[Source data]
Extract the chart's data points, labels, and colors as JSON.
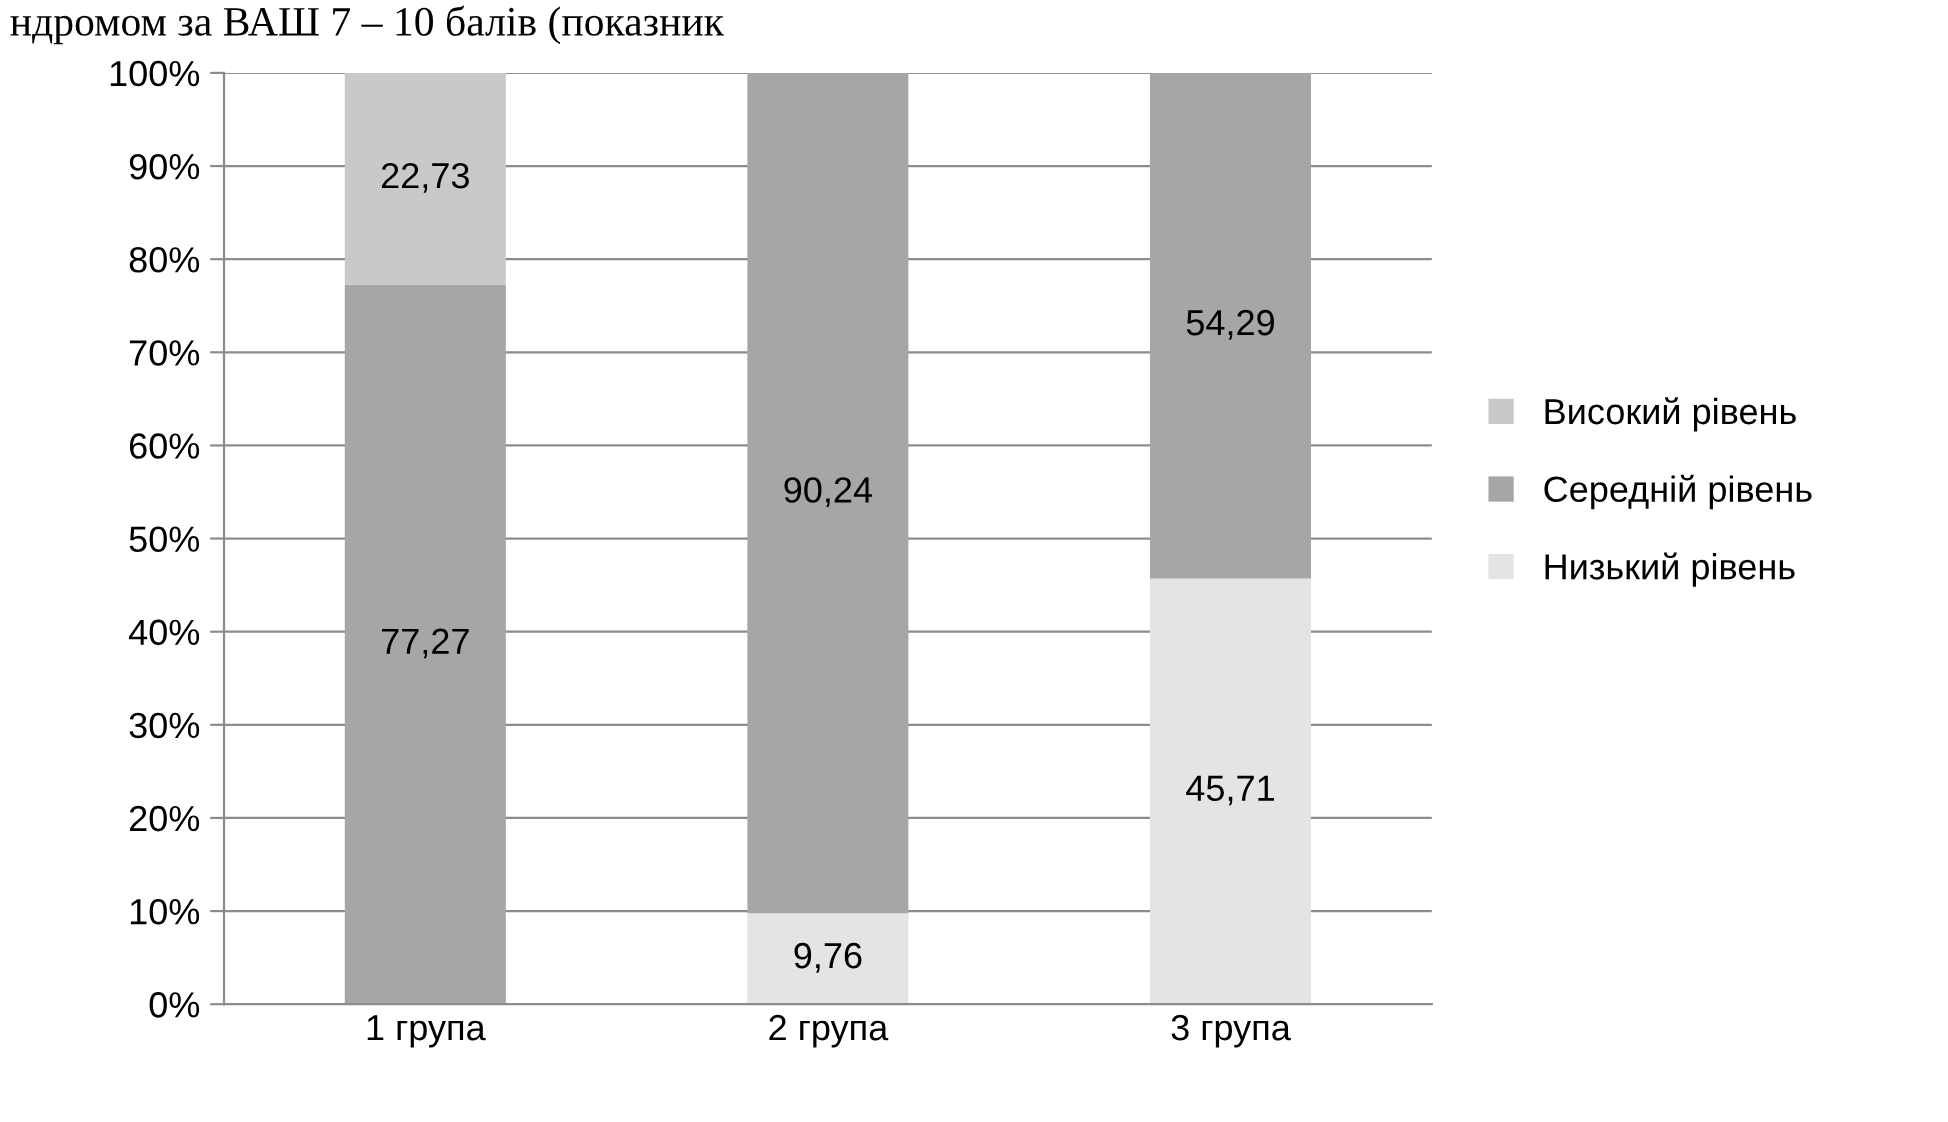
{
  "chart_data": {
    "type": "bar",
    "stacked": true,
    "categories": [
      "1 група",
      "2 група",
      "3 група"
    ],
    "series": [
      {
        "name": "Низький рівень",
        "color": "#e4e4e4",
        "values": [
          0,
          9.76,
          45.71
        ],
        "value_labels": [
          null,
          "9,76",
          "45,71"
        ]
      },
      {
        "name": "Середній рівень",
        "color": "#a6a6a6",
        "values": [
          77.27,
          90.24,
          54.29
        ],
        "value_labels": [
          "77,27",
          "90,24",
          "54,29"
        ]
      },
      {
        "name": "Високий рівень",
        "color": "#c9c9c9",
        "values": [
          22.73,
          0,
          0
        ],
        "value_labels": [
          "22,73",
          null,
          null
        ]
      }
    ],
    "ylim": [
      0,
      100
    ],
    "yticks": [
      {
        "value": 0,
        "label": "0%"
      },
      {
        "value": 10,
        "label": "10%"
      },
      {
        "value": 20,
        "label": "20%"
      },
      {
        "value": 30,
        "label": "30%"
      },
      {
        "value": 40,
        "label": "40%"
      },
      {
        "value": 50,
        "label": "50%"
      },
      {
        "value": 60,
        "label": "60%"
      },
      {
        "value": 70,
        "label": "70%"
      },
      {
        "value": 80,
        "label": "80%"
      },
      {
        "value": 90,
        "label": "90%"
      },
      {
        "value": 100,
        "label": "100%"
      }
    ],
    "grid": "y",
    "legend": "right",
    "annotations": [
      "ндромом за ВАШ 7 – 10 балів (показник"
    ]
  }
}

▶ _What you have to do_: Of all the lines above, how many contain "рівень"? Give the number and nothing more.

▶ _Full answer_: 3